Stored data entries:
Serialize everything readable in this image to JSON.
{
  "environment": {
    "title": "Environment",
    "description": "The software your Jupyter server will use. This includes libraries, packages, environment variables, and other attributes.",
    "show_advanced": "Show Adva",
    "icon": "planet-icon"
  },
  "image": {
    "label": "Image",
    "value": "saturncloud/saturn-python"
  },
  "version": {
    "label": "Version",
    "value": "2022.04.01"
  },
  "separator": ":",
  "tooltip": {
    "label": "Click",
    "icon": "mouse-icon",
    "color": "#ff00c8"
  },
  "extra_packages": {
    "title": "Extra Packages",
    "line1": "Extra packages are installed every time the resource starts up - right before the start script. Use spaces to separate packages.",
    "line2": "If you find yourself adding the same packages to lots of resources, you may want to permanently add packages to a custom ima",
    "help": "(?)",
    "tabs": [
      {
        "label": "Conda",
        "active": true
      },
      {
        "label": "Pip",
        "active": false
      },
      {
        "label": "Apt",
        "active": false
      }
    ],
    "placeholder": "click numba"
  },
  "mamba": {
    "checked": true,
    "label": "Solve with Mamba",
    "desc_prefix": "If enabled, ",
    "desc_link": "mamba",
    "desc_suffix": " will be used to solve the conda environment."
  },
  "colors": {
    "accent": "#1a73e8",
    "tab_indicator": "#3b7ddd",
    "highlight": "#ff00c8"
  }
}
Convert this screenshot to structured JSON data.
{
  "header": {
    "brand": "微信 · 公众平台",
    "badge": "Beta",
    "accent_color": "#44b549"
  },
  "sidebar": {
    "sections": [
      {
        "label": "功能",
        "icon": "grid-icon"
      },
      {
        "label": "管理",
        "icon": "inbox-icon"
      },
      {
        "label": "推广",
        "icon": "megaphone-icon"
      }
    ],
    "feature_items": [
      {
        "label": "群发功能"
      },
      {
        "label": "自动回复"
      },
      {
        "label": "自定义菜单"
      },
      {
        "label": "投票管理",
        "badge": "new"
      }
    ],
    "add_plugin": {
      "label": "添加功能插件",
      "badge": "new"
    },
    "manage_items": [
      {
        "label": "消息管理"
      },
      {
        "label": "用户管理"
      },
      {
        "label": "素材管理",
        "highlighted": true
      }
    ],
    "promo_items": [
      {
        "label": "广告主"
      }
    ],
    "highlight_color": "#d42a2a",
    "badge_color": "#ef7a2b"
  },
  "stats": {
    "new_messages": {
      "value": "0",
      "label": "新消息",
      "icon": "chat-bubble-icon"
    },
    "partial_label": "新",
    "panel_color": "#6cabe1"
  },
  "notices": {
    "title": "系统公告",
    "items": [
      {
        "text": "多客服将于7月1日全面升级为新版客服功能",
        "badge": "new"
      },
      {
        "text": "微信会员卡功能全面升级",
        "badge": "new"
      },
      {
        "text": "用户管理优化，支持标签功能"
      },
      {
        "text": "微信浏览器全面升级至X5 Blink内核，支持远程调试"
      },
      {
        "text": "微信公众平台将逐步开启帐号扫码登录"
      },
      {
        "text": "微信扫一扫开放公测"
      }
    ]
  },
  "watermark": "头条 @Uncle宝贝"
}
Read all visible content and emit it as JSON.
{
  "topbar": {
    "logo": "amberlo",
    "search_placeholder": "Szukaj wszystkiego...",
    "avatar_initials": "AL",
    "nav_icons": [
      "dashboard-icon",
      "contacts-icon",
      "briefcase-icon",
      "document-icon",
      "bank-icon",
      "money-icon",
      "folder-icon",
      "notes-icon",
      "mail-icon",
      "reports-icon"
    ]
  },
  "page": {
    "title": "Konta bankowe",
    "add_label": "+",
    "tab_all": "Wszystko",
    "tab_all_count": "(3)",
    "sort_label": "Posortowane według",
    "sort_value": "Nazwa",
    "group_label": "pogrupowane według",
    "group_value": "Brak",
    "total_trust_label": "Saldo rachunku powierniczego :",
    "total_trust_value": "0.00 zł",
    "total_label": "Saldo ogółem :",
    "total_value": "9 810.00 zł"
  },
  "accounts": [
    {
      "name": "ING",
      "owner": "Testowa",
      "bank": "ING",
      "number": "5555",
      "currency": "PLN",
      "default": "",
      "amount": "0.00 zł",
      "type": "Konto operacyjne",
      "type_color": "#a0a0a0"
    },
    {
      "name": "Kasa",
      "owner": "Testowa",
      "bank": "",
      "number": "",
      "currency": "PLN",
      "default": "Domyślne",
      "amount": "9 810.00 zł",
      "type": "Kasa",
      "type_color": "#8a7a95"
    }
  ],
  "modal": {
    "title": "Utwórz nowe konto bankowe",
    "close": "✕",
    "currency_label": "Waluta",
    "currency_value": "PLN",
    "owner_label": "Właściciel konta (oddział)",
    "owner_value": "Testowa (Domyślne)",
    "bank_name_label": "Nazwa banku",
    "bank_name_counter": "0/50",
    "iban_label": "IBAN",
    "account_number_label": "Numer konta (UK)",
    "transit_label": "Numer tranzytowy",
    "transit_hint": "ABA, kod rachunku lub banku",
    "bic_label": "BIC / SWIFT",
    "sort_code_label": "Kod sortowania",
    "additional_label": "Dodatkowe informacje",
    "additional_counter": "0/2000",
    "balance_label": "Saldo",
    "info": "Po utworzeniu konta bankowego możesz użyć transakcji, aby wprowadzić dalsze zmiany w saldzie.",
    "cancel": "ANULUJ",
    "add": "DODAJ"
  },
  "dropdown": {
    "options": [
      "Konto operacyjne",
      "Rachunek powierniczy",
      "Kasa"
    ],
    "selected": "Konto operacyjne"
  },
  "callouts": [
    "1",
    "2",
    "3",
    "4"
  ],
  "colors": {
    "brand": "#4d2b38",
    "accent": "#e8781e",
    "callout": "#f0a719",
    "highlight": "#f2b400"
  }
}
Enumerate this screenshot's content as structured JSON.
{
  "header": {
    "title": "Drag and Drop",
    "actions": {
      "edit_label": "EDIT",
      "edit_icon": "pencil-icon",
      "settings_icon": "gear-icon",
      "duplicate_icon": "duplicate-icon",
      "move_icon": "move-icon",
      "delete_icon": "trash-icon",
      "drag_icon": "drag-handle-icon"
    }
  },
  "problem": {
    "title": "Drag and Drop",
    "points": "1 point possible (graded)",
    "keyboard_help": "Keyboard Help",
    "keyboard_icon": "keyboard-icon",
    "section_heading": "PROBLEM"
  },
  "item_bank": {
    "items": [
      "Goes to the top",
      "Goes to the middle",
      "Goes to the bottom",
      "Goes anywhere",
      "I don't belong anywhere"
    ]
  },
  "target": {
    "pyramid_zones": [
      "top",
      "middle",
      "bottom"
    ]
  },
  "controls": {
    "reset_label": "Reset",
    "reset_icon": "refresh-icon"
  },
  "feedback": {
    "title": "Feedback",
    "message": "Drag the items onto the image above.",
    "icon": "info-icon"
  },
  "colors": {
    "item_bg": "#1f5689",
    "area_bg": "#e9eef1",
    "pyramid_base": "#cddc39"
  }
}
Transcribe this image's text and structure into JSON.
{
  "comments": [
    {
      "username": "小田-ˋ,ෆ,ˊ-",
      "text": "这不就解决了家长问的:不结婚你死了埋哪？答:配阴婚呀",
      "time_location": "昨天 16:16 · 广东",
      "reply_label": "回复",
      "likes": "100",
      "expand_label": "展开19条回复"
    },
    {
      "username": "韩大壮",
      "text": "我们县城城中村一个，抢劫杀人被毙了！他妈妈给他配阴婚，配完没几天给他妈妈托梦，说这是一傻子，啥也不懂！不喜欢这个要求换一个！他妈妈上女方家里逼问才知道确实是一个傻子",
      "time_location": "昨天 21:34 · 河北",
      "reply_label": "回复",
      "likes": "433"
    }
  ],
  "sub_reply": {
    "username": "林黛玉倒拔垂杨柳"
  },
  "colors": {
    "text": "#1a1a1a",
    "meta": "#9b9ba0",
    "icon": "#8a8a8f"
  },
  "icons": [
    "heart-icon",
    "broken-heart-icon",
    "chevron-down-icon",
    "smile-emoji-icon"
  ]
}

◆ TASK
Of all the lines in the listing above, how many contain the word "screenshot"? Answer with the number alone.

◆ SOLUTION FOR THIS PROBLEM
2